• **What you will do**: Could you reproduce every one of the following records line for line, without changing anything?

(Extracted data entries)
━━━
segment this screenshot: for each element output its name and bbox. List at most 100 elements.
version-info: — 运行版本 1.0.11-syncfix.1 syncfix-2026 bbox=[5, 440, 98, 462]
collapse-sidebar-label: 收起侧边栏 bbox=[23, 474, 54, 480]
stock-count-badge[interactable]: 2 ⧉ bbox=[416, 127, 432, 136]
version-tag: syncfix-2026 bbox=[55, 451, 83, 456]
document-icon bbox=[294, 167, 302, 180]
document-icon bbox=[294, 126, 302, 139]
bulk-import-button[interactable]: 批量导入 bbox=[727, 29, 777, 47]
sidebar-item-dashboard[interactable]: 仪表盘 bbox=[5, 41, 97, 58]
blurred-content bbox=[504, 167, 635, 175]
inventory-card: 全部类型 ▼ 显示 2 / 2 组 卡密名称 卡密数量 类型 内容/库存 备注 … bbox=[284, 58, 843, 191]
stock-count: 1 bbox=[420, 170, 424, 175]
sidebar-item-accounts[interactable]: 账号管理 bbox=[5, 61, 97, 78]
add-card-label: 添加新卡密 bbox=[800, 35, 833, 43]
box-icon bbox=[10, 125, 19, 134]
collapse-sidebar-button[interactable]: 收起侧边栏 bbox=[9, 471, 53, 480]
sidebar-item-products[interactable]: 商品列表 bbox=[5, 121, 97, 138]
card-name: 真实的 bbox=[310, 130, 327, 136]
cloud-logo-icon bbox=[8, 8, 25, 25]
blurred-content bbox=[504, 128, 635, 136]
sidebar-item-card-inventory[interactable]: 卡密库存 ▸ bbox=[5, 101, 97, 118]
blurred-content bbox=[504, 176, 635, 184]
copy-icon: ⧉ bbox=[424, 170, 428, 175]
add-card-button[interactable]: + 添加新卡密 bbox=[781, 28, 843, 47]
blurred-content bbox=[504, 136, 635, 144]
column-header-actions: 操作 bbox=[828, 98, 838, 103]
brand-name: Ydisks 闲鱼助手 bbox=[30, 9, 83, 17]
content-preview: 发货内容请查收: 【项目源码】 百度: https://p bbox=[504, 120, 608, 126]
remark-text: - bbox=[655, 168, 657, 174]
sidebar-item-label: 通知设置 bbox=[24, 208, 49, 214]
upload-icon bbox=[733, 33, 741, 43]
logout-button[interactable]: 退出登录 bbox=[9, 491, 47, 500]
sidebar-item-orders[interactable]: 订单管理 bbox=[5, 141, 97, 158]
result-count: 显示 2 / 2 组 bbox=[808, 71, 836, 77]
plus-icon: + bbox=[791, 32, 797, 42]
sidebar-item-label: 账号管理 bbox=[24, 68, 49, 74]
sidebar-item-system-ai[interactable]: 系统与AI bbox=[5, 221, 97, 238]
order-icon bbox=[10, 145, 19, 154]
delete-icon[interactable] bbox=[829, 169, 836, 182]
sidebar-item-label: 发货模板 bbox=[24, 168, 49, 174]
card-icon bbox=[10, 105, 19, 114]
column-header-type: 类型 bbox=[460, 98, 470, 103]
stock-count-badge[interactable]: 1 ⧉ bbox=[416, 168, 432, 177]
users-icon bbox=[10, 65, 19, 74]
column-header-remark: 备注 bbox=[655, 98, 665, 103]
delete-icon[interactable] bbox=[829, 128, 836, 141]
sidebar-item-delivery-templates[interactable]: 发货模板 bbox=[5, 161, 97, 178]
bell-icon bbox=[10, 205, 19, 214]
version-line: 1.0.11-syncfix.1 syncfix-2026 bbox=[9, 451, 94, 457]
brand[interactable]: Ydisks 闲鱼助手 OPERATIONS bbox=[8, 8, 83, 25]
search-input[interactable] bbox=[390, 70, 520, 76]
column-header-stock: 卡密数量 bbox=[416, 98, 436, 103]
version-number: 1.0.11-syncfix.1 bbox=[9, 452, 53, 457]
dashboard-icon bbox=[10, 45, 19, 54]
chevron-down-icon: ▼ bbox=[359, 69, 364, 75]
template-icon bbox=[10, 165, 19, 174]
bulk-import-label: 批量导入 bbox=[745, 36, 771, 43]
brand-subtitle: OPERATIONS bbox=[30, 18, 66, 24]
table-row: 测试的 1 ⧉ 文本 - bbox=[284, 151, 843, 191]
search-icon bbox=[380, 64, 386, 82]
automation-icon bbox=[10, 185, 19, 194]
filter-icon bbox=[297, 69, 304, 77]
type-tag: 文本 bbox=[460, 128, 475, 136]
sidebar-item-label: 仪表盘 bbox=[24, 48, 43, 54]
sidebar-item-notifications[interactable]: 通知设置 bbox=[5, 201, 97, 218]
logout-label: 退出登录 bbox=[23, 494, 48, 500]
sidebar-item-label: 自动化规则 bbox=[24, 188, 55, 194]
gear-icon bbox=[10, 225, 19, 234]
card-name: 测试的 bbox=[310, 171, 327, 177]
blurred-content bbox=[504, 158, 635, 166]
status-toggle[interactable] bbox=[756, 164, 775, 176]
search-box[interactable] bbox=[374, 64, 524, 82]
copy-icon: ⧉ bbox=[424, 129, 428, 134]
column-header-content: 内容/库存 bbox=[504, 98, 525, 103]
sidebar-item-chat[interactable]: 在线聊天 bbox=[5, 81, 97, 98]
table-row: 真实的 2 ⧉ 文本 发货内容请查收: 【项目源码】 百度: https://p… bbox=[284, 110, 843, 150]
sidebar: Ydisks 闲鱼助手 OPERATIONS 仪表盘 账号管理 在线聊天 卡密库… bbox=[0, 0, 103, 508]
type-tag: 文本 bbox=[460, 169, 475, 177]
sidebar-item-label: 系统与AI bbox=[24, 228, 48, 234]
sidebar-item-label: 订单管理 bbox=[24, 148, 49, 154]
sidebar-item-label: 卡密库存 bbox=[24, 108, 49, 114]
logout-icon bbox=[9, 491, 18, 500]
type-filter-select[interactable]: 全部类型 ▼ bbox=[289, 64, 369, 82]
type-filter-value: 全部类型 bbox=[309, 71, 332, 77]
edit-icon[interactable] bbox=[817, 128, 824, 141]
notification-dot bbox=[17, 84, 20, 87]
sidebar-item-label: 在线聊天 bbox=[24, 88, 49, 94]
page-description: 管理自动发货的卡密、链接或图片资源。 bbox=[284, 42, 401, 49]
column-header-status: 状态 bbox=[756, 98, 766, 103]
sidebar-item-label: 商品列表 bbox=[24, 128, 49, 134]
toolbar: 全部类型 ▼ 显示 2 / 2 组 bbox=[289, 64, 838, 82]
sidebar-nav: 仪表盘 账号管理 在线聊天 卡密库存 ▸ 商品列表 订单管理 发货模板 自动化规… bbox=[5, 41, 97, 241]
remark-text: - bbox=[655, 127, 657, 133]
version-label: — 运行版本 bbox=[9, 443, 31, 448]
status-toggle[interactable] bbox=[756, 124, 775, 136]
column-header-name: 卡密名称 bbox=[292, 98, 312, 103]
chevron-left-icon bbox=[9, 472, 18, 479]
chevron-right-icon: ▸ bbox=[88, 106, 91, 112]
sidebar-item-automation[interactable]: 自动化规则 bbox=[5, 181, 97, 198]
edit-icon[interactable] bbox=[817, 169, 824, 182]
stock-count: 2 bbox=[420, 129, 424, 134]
━━━
• **Completed task**:
segment this screenshot: for each element output its name and bbox. List at most 100 elements.
version-info: — 运行版本 1.0.11-syncfix.1 syncfix-2026 bbox=[5, 440, 98, 462]
collapse-sidebar-label: 收起侧边栏 bbox=[23, 474, 54, 480]
stock-count-badge[interactable]: 2 ⧉ bbox=[416, 127, 432, 136]
version-tag: syncfix-2026 bbox=[55, 451, 83, 456]
document-icon bbox=[294, 167, 302, 180]
document-icon bbox=[294, 126, 302, 139]
bulk-import-button[interactable]: 批量导入 bbox=[727, 29, 777, 47]
sidebar-item-dashboard[interactable]: 仪表盘 bbox=[5, 41, 97, 58]
blurred-content bbox=[504, 167, 635, 175]
inventory-card: 全部类型 ▼ 显示 2 / 2 组 卡密名称 卡密数量 类型 内容/库存 备注 … bbox=[284, 58, 843, 191]
stock-count: 1 bbox=[420, 170, 424, 175]
sidebar-item-accounts[interactable]: 账号管理 bbox=[5, 61, 97, 78]
add-card-label: 添加新卡密 bbox=[800, 35, 833, 43]
box-icon bbox=[10, 125, 19, 134]
collapse-sidebar-button[interactable]: 收起侧边栏 bbox=[9, 471, 53, 480]
sidebar-item-products[interactable]: 商品列表 bbox=[5, 121, 97, 138]
card-name: 真实的 bbox=[310, 130, 327, 136]
cloud-logo-icon bbox=[8, 8, 25, 25]
blurred-content bbox=[504, 128, 635, 136]
sidebar-item-card-inventory[interactable]: 卡密库存 ▸ bbox=[5, 101, 97, 118]
blurred-content bbox=[504, 176, 635, 184]
copy-icon: ⧉ bbox=[424, 170, 428, 175]
add-card-button[interactable]: + 添加新卡密 bbox=[781, 28, 843, 47]
blurred-content bbox=[504, 136, 635, 144]
column-header-actions: 操作 bbox=[828, 98, 838, 103]
brand-name: Ydisks 闲鱼助手 bbox=[30, 9, 83, 17]
content-preview: 发货内容请查收: 【项目源码】 百度: https://p bbox=[504, 120, 608, 126]
remark-text: - bbox=[655, 168, 657, 174]
sidebar-item-label: 通知设置 bbox=[24, 208, 49, 214]
upload-icon bbox=[733, 33, 741, 43]
logout-button[interactable]: 退出登录 bbox=[9, 491, 47, 500]
sidebar-item-orders[interactable]: 订单管理 bbox=[5, 141, 97, 158]
result-count: 显示 2 / 2 组 bbox=[808, 71, 836, 77]
plus-icon: + bbox=[791, 32, 797, 42]
sidebar-item-label: 账号管理 bbox=[24, 68, 49, 74]
sidebar-item-system-ai[interactable]: 系统与AI bbox=[5, 221, 97, 238]
order-icon bbox=[10, 145, 19, 154]
delete-icon[interactable] bbox=[829, 169, 836, 182]
sidebar-item-label: 发货模板 bbox=[24, 168, 49, 174]
card-icon bbox=[10, 105, 19, 114]
column-header-type: 类型 bbox=[460, 98, 470, 103]
stock-count-badge[interactable]: 1 ⧉ bbox=[416, 168, 432, 177]
users-icon bbox=[10, 65, 19, 74]
column-header-remark: 备注 bbox=[655, 98, 665, 103]
delete-icon[interactable] bbox=[829, 128, 836, 141]
sidebar-item-delivery-templates[interactable]: 发货模板 bbox=[5, 161, 97, 178]
bell-icon bbox=[10, 205, 19, 214]
version-line: 1.0.11-syncfix.1 syncfix-2026 bbox=[9, 451, 94, 457]
brand[interactable]: Ydisks 闲鱼助手 OPERATIONS bbox=[8, 8, 83, 25]
search-input[interactable] bbox=[390, 70, 520, 76]
column-header-stock: 卡密数量 bbox=[416, 98, 436, 103]
version-number: 1.0.11-syncfix.1 bbox=[9, 452, 53, 457]
dashboard-icon bbox=[10, 45, 19, 54]
chevron-down-icon: ▼ bbox=[359, 69, 364, 75]
template-icon bbox=[10, 165, 19, 174]
bulk-import-label: 批量导入 bbox=[745, 36, 771, 43]
brand-subtitle: OPERATIONS bbox=[30, 18, 66, 24]
table-row: 测试的 1 ⧉ 文本 - bbox=[284, 151, 843, 191]
search-icon bbox=[380, 64, 386, 82]
automation-icon bbox=[10, 185, 19, 194]
filter-icon bbox=[297, 69, 304, 77]
type-tag: 文本 bbox=[460, 128, 475, 136]
sidebar-item-label: 仪表盘 bbox=[24, 48, 43, 54]
sidebar-item-notifications[interactable]: 通知设置 bbox=[5, 201, 97, 218]
logout-label: 退出登录 bbox=[23, 494, 48, 500]
sidebar-item-label: 自动化规则 bbox=[24, 188, 55, 194]
gear-icon bbox=[10, 225, 19, 234]
card-name: 测试的 bbox=[310, 171, 327, 177]
blurred-content bbox=[504, 158, 635, 166]
status-toggle[interactable] bbox=[756, 164, 775, 176]
search-box[interactable] bbox=[374, 64, 524, 82]
copy-icon: ⧉ bbox=[424, 129, 428, 134]
column-header-content: 内容/库存 bbox=[504, 98, 525, 103]
sidebar-item-chat[interactable]: 在线聊天 bbox=[5, 81, 97, 98]
table-row: 真实的 2 ⧉ 文本 发货内容请查收: 【项目源码】 百度: https://p… bbox=[284, 110, 843, 150]
sidebar: Ydisks 闲鱼助手 OPERATIONS 仪表盘 账号管理 在线聊天 卡密库… bbox=[0, 0, 103, 508]
type-tag: 文本 bbox=[460, 169, 475, 177]
sidebar-item-label: 系统与AI bbox=[24, 228, 48, 234]
sidebar-item-label: 订单管理 bbox=[24, 148, 49, 154]
sidebar-item-label: 卡密库存 bbox=[24, 108, 49, 114]
logout-icon bbox=[9, 491, 18, 500]
type-filter-select[interactable]: 全部类型 ▼ bbox=[289, 64, 369, 82]
type-filter-value: 全部类型 bbox=[309, 71, 332, 77]
edit-icon[interactable] bbox=[817, 128, 824, 141]
notification-dot bbox=[17, 84, 20, 87]
sidebar-item-label: 在线聊天 bbox=[24, 88, 49, 94]
page-description: 管理自动发货的卡密、链接或图片资源。 bbox=[284, 42, 401, 49]
column-header-status: 状态 bbox=[756, 98, 766, 103]
sidebar-item-label: 商品列表 bbox=[24, 128, 49, 134]
toolbar: 全部类型 ▼ 显示 2 / 2 组 bbox=[289, 64, 838, 82]
sidebar-nav: 仪表盘 账号管理 在线聊天 卡密库存 ▸ 商品列表 订单管理 发货模板 自动化规… bbox=[5, 41, 97, 241]
remark-text: - bbox=[655, 127, 657, 133]
version-label: — 运行版本 bbox=[9, 443, 31, 448]
status-toggle[interactable] bbox=[756, 124, 775, 136]
column-header-name: 卡密名称 bbox=[292, 98, 312, 103]
chevron-left-icon bbox=[9, 472, 18, 479]
chevron-right-icon: ▸ bbox=[88, 106, 91, 112]
sidebar-item-automation[interactable]: 自动化规则 bbox=[5, 181, 97, 198]
edit-icon[interactable] bbox=[817, 169, 824, 182]
stock-count: 2 bbox=[420, 129, 424, 134]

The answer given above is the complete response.